____ Records supplied

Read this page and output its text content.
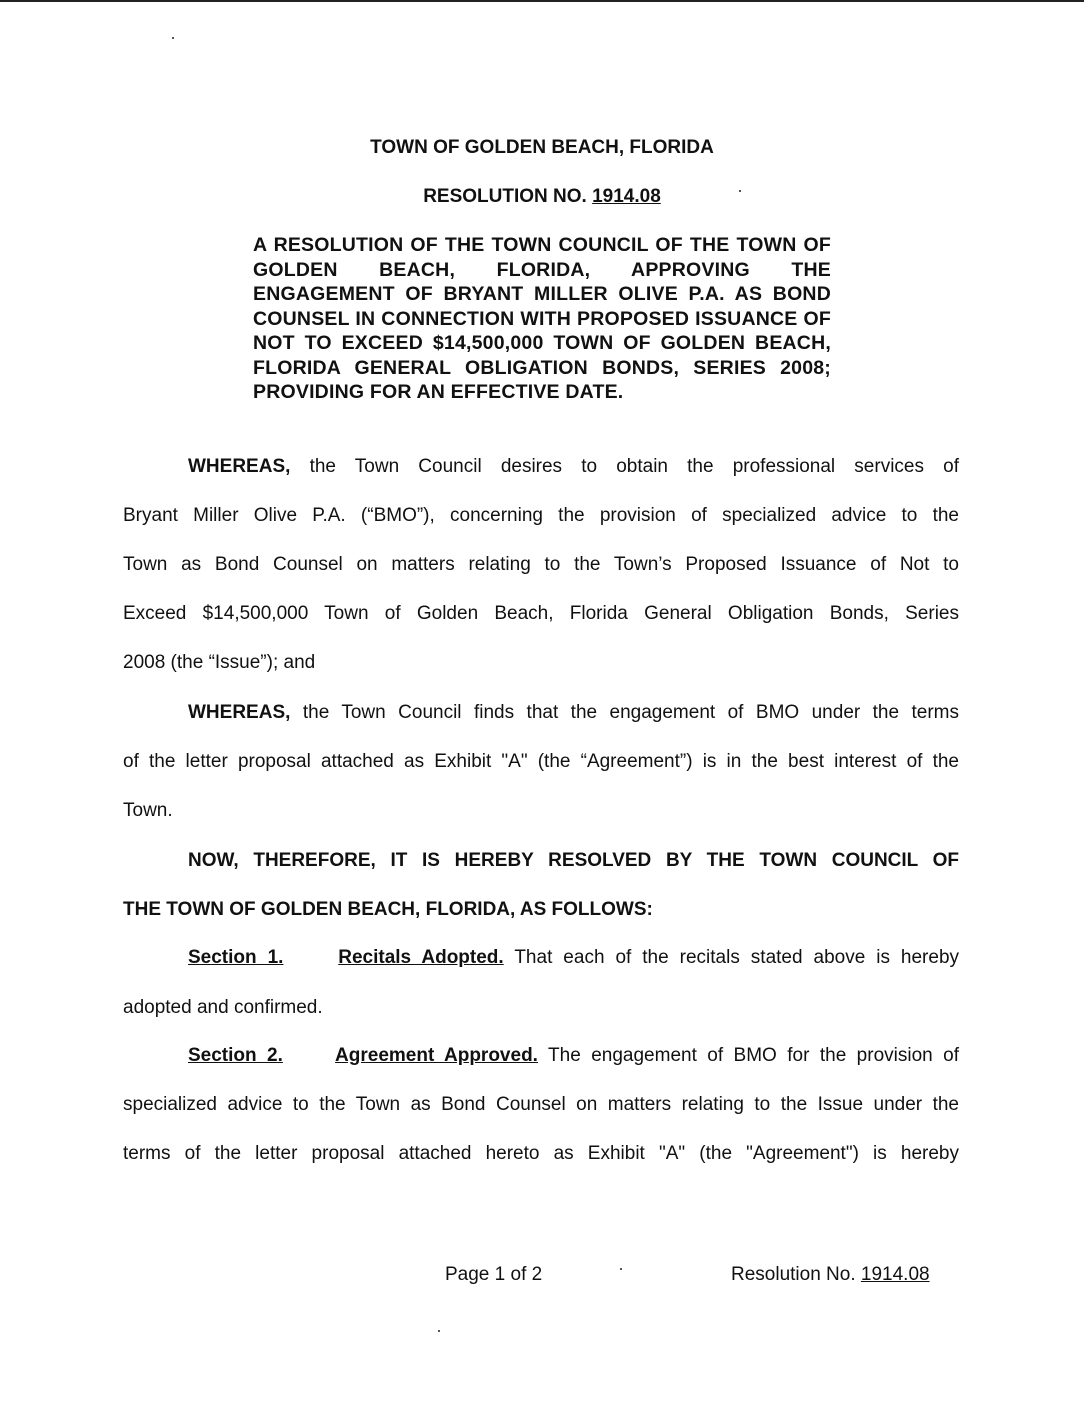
TOWN OF GOLDEN BEACH, FLORIDA
RESOLUTION NO. 1914.08
A RESOLUTION OF THE TOWN COUNCIL OF THE TOWN OF GOLDEN BEACH, FLORIDA, APPROVING THE ENGAGEMENT OF BRYANT MILLER OLIVE P.A. AS BOND COUNSEL IN CONNECTION WITH PROPOSED ISSUANCE OF NOT TO EXCEED $14,500,000 TOWN OF GOLDEN BEACH, FLORIDA GENERAL OBLIGATION BONDS, SERIES 2008; PROVIDING FOR AN EFFECTIVE DATE.
WHEREAS, the Town Council desires to obtain the professional services of
Bryant Miller Olive P.A. (“BMO”), concerning the provision of specialized advice to the
Town as Bond Counsel on matters relating to the Town’s Proposed Issuance of Not to
Exceed $14,500,000 Town of Golden Beach, Florida General Obligation Bonds, Series
2008 (the “Issue”); and
WHEREAS, the Town Council finds that the engagement of BMO under the terms
of the letter proposal attached as Exhibit "A" (the “Agreement”) is in the best interest of the
Town.
NOW, THEREFORE, IT IS HEREBY RESOLVED BY THE TOWN COUNCIL OF
THE TOWN OF GOLDEN BEACH, FLORIDA, AS FOLLOWS:
Section 1.	Recitals Adopted. That each of the recitals stated above is hereby
adopted and confirmed.
Section 2.	Agreement Approved. The engagement of BMO for the provision of
specialized advice to the Town as Bond Counsel on matters relating to the Issue under the
terms of the letter proposal attached hereto as Exhibit "A" (the "Agreement") is hereby
Page 1 of 2	Resolution No. 1914.08
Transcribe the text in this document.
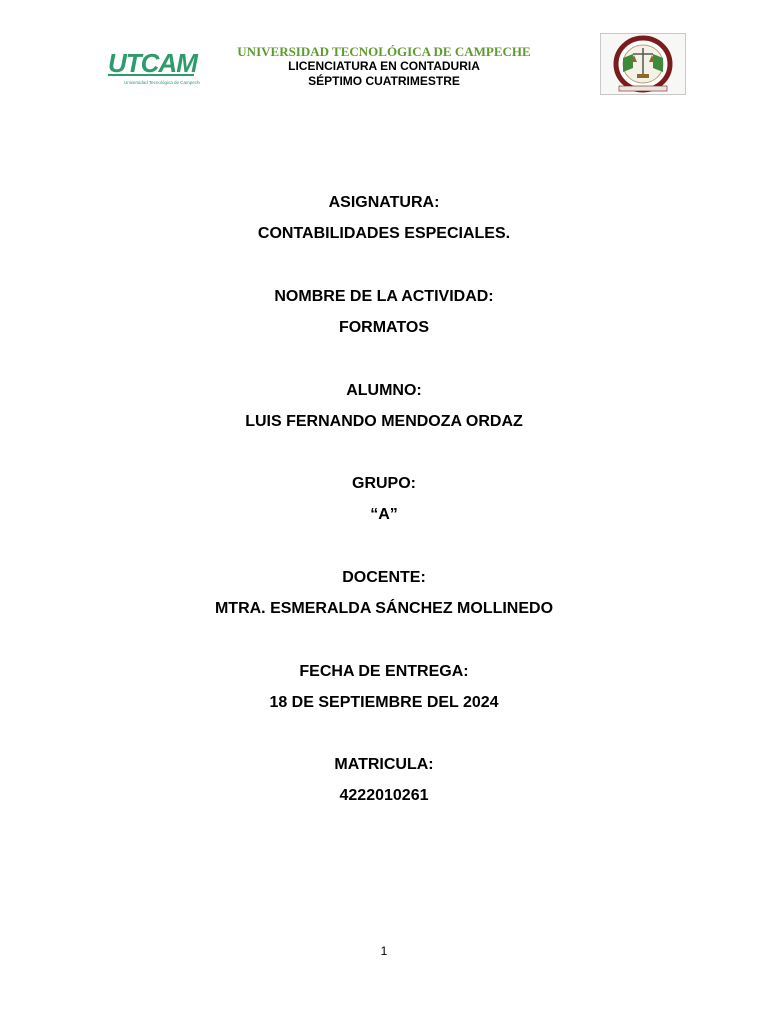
UTCAM
Universidad Tecnológica de Campeche
UNIVERSIDAD TECNOLÓGICA DE CAMPECHE
LICENCIATURA EN CONTADURIA
SÉPTIMO CUATRIMESTRE
ASIGNATURA:
CONTABILIDADES ESPECIALES.
NOMBRE DE LA ACTIVIDAD:
FORMATOS
ALUMNO:
LUIS FERNANDO MENDOZA ORDAZ
GRUPO:
“A”
DOCENTE:
MTRA. ESMERALDA SÁNCHEZ MOLLINEDO
FECHA DE ENTREGA:
18 DE SEPTIEMBRE DEL 2024
MATRICULA:
4222010261
1
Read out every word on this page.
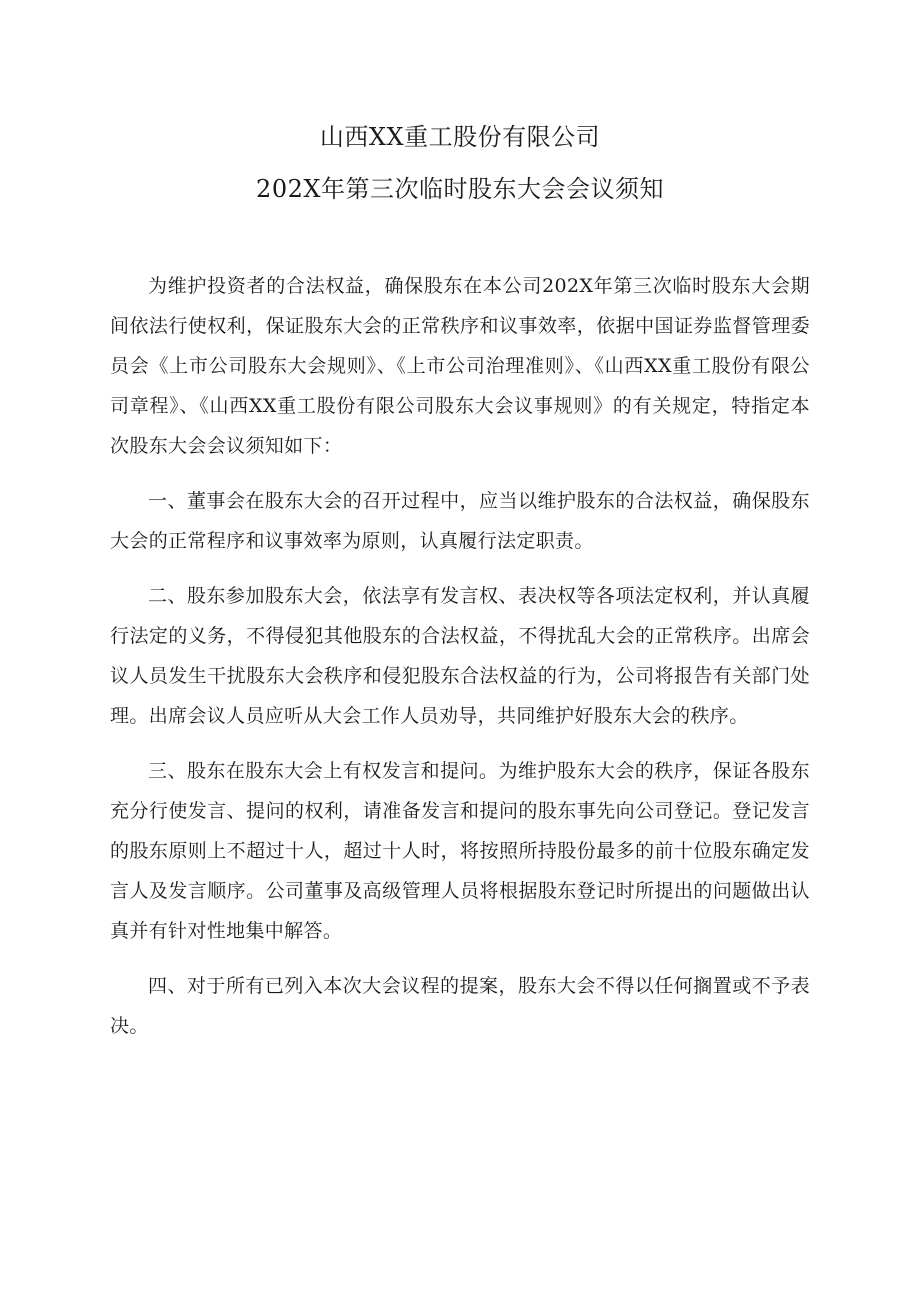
山西XX重工股份有限公司
202X年第三次临时股东大会会议须知

为维护投资者的合法权益，确保股东在本公司202X年第三次临时股东大会期间依法行使权利，保证股东大会的正常秩序和议事效率，依据中国证券监督管理委员会《上市公司股东大会规则》、《上市公司治理准则》、《山西XX重工股份有限公司章程》、《山西XX重工股份有限公司股东大会议事规则》的有关规定，特指定本次股东大会会议须知如下：

一、董事会在股东大会的召开过程中，应当以维护股东的合法权益，确保股东大会的正常程序和议事效率为原则，认真履行法定职责。

二、股东参加股东大会，依法享有发言权、表决权等各项法定权利，并认真履行法定的义务，不得侵犯其他股东的合法权益，不得扰乱大会的正常秩序。出席会议人员发生干扰股东大会秩序和侵犯股东合法权益的行为，公司将报告有关部门处理。出席会议人员应听从大会工作人员劝导，共同维护好股东大会的秩序。

三、股东在股东大会上有权发言和提问。为维护股东大会的秩序，保证各股东充分行使发言、提问的权利，请准备发言和提问的股东事先向公司登记。登记发言的股东原则上不超过十人，超过十人时，将按照所持股份最多的前十位股东确定发言人及发言顺序。公司董事及高级管理人员将根据股东登记时所提出的问题做出认真并有针对性地集中解答。

四、对于所有已列入本次大会议程的提案，股东大会不得以任何搁置或不予表决。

________

▸ **The exercise**:
Without the images, write out each line of the data verbatim.

▸ **Solution to the exercise**:
Read this page and output its text content.
TOWN OF GOLDEN BEACH, FLORIDA
RESOLUTION NO. 1914.08
A RESOLUTION OF THE TOWN COUNCIL OF THE TOWN OF GOLDEN BEACH, FLORIDA, APPROVING THE ENGAGEMENT OF BRYANT MILLER OLIVE P.A. AS BOND COUNSEL IN CONNECTION WITH PROPOSED ISSUANCE OF NOT TO EXCEED $14,500,000 TOWN OF GOLDEN BEACH, FLORIDA GENERAL OBLIGATION BONDS, SERIES 2008; PROVIDING FOR AN EFFECTIVE DATE.
WHEREAS, the Town Council desires to obtain the professional services of
Bryant Miller Olive P.A. (“BMO”), concerning the provision of specialized advice to the
Town as Bond Counsel on matters relating to the Town’s Proposed Issuance of Not to
Exceed $14,500,000 Town of Golden Beach, Florida General Obligation Bonds, Series
2008 (the “Issue”); and
WHEREAS, the Town Council finds that the engagement of BMO under the terms
of the letter proposal attached as Exhibit "A" (the “Agreement”) is in the best interest of the
Town.
NOW, THEREFORE, IT IS HEREBY RESOLVED BY THE TOWN COUNCIL OF
THE TOWN OF GOLDEN BEACH, FLORIDA, AS FOLLOWS:
Section 1.	Recitals Adopted. That each of the recitals stated above is hereby
adopted and confirmed.
Section 2.	Agreement Approved. The engagement of BMO for the provision of
specialized advice to the Town as Bond Counsel on matters relating to the Issue under the
terms of the letter proposal attached hereto as Exhibit "A" (the "Agreement") is hereby
Page 1 of 2	Resolution No. 1914.08
Transcribe the text in this document.
UTCAM
Universidad Tecnológica de Campeche
UNIVERSIDAD TECNOLÓGICA DE CAMPECHE
LICENCIATURA EN CONTADURIA
SÉPTIMO CUATRIMESTRE
ASIGNATURA:
CONTABILIDADES ESPECIALES.
NOMBRE DE LA ACTIVIDAD:
FORMATOS
ALUMNO:
LUIS FERNANDO MENDOZA ORDAZ
GRUPO:
“A”
DOCENTE:
MTRA. ESMERALDA SÁNCHEZ MOLLINEDO
FECHA DE ENTREGA:
18 DE SEPTIEMBRE DEL 2024
MATRICULA:
4222010261
1
Read out every word on this page.
山西XX重工股份有限公司
202X年第三次临时股东大会会议须知

为维护投资者的合法权益，确保股东在本公司202X年第三次临时股东大会期间依法行使权利，保证股东大会的正常秩序和议事效率，依据中国证券监督管理委员会《上市公司股东大会规则》、《上市公司治理准则》、《山西XX重工股份有限公司章程》、《山西XX重工股份有限公司股东大会议事规则》的有关规定，特指定本次股东大会会议须知如下：

一、董事会在股东大会的召开过程中，应当以维护股东的合法权益，确保股东大会的正常程序和议事效率为原则，认真履行法定职责。

二、股东参加股东大会，依法享有发言权、表决权等各项法定权利，并认真履行法定的义务，不得侵犯其他股东的合法权益，不得扰乱大会的正常秩序。出席会议人员发生干扰股东大会秩序和侵犯股东合法权益的行为，公司将报告有关部门处理。出席会议人员应听从大会工作人员劝导，共同维护好股东大会的秩序。

三、股东在股东大会上有权发言和提问。为维护股东大会的秩序，保证各股东充分行使发言、提问的权利，请准备发言和提问的股东事先向公司登记。登记发言的股东原则上不超过十人，超过十人时，将按照所持股份最多的前十位股东确定发言人及发言顺序。公司董事及高级管理人员将根据股东登记时所提出的问题做出认真并有针对性地集中解答。

四、对于所有已列入本次大会议程的提案，股东大会不得以任何搁置或不予表决。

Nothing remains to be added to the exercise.